» Consigne:
Poursuivez le bulletin sur l'état des cultures en Occitanie après sa dernière phrase.

» Texte extrait:

========================

Point Céré’Obs Occitanie – Juin 2026
La fin mai est marquée par un printemps en déficit hydrique et une vague de chaleur digne d’un mois d’août, ce qui accélère brutalement les cycles culturaux pour les semis précoces. Y aura-t-il des conséquences sur les rendements finaux ? L’inquiétude se tourne vers la disponibilité de l’irrigation qui commence habituellement mi-juin (soja...) voir fin juin (tournesol/soja/colza/maïs semence...).
Sur la partie toulousaine, les champs verts virent vite de couleur, phénomène de dessèchement accentué par la présence du vent d’Autan. La maturité des orges s’accélère et pénalise le remplissage des grains (Aveyron/Gers/Aveyron/Hérault). Des signes de plantes sénescentes (Gard) sont à signaler liés aux dégâts de grêle très localisés. Les conditions sont idéales pour biner le maïs très précoce, mais elles sont moins bonnes pour valoriser les apports d’azote sur les terres à faible réserve hydrique (Tarn).
Le dôme de chaleur fait apparaître des échaudages dans les terres moyennes à légères ou en situation de retour de céréales à paille trop fréquente (le retour des pailles entraine une faim d’azote et de fertilité très ponctuelle).

========================

» Extraits de données:
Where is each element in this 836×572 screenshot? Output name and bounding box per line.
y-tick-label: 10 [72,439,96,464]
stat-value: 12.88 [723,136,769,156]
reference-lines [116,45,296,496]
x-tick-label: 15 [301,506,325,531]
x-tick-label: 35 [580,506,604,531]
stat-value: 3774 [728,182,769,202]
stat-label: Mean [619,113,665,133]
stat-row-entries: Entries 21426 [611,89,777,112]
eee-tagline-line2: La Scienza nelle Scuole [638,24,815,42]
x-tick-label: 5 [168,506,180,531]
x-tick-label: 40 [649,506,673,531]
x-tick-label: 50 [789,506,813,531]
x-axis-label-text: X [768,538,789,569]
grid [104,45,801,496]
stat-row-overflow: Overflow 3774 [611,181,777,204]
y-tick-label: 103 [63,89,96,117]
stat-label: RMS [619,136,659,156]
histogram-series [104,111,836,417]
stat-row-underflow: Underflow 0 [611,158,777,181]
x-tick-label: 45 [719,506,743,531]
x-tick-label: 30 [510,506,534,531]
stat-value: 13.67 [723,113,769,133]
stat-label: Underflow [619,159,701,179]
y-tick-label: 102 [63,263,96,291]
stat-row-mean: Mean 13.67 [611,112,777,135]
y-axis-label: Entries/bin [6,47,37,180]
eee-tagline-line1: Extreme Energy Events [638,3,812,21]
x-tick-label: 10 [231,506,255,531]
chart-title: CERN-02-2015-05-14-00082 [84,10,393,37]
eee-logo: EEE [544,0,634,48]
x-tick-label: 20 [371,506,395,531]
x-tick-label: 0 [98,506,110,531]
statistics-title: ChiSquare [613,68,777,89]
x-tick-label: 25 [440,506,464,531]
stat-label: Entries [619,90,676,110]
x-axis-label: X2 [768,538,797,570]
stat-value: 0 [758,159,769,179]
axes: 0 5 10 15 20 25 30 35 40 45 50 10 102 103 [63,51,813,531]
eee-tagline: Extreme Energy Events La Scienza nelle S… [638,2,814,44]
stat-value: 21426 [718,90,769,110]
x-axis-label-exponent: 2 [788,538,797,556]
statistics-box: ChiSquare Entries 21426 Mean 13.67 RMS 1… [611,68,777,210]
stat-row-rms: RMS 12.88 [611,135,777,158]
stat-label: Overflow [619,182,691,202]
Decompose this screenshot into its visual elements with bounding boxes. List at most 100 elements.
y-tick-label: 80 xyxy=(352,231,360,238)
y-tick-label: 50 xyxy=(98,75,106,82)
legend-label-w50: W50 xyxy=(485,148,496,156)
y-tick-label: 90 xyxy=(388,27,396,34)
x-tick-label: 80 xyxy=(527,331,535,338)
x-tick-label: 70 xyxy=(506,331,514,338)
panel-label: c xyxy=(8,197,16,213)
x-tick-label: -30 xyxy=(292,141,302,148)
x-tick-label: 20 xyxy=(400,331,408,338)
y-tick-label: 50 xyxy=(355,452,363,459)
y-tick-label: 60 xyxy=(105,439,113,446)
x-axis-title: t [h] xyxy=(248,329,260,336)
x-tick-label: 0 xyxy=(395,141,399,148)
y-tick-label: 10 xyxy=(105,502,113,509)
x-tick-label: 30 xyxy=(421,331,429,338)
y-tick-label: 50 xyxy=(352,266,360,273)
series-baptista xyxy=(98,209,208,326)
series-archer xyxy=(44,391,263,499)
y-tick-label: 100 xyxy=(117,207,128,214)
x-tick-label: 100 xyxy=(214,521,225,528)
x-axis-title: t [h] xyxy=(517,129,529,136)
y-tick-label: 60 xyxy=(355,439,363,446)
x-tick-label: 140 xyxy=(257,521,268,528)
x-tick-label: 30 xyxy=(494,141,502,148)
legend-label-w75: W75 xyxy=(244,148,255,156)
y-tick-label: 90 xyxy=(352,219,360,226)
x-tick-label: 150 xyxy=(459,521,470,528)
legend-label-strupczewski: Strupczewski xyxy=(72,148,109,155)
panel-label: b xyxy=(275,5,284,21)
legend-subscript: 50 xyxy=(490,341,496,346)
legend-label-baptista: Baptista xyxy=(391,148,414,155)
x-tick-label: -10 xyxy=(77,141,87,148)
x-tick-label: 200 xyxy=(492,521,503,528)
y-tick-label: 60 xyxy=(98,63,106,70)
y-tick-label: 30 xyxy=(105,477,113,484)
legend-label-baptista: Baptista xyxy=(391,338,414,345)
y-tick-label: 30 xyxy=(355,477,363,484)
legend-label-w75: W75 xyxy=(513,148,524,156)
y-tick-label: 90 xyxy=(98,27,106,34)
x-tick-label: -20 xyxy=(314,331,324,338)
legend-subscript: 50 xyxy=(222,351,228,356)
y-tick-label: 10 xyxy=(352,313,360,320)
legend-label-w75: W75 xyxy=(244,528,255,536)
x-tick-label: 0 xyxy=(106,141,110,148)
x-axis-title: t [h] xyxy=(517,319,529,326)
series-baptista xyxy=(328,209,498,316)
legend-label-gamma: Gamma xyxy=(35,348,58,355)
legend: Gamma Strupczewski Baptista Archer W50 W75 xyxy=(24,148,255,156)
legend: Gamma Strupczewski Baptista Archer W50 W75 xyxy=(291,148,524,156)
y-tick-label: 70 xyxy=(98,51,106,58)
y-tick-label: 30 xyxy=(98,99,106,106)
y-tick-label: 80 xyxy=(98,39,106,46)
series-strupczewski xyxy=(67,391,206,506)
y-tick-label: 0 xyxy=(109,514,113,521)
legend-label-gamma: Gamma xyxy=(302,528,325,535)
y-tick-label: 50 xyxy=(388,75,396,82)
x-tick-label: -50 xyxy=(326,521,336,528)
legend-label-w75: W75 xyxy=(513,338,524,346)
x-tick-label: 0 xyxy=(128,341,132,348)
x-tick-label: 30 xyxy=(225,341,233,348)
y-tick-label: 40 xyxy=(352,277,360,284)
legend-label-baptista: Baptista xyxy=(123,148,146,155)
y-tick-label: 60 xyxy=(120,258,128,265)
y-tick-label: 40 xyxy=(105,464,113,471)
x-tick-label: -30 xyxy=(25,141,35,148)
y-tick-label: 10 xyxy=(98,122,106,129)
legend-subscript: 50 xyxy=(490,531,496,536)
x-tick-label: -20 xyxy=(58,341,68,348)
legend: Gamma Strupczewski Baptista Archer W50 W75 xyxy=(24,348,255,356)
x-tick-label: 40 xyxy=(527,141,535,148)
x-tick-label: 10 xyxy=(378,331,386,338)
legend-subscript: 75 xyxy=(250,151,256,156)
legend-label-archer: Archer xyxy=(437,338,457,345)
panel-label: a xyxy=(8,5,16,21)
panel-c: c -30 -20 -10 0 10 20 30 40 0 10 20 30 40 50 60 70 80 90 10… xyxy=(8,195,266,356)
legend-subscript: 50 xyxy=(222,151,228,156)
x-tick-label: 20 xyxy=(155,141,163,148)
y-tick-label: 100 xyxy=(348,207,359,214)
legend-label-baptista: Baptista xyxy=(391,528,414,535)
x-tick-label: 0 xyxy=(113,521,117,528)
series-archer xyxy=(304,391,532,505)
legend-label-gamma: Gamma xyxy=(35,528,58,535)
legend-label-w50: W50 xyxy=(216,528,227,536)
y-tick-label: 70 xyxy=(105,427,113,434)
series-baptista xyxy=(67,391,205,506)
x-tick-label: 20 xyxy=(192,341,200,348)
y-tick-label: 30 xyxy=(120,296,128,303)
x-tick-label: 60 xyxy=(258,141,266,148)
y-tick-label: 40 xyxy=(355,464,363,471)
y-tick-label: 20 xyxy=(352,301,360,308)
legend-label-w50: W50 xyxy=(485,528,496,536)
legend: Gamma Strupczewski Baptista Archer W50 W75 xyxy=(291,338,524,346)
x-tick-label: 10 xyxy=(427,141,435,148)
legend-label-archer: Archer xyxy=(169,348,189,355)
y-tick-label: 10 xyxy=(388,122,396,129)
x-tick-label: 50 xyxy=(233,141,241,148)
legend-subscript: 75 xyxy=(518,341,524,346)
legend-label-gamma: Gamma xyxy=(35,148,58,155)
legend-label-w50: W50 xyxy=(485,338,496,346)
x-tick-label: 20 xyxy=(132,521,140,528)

========================

» Résultat:
Tous les sols superficiels et profonds de l’Aude s’annoncent touchés par ces températures très chaudes (remplissage et rendement). La sécheresse qui s’ajoute crée un échaudage du grain et risque d’impacter la dernière composante du rendement, le Poids de Mille Grain (Aveyron). Même si les quelques pluies ont bien contribué au remplissage des céréales à pailles du Tarn, un œil attentif est conservé sur les céréales tardives et moins avancées. Pendant que le Lot subit le stress hydrique et thermique, les moissonneuses-batteuses effectuent leur premier tour dans les Hautes Pyrénées. Elles donnent le « Top Départ » avec 10% d’orge d’hiver récolté lors de la dernière semaine de mai (semaine 22) avec des conditions de cultures qui se dégradent.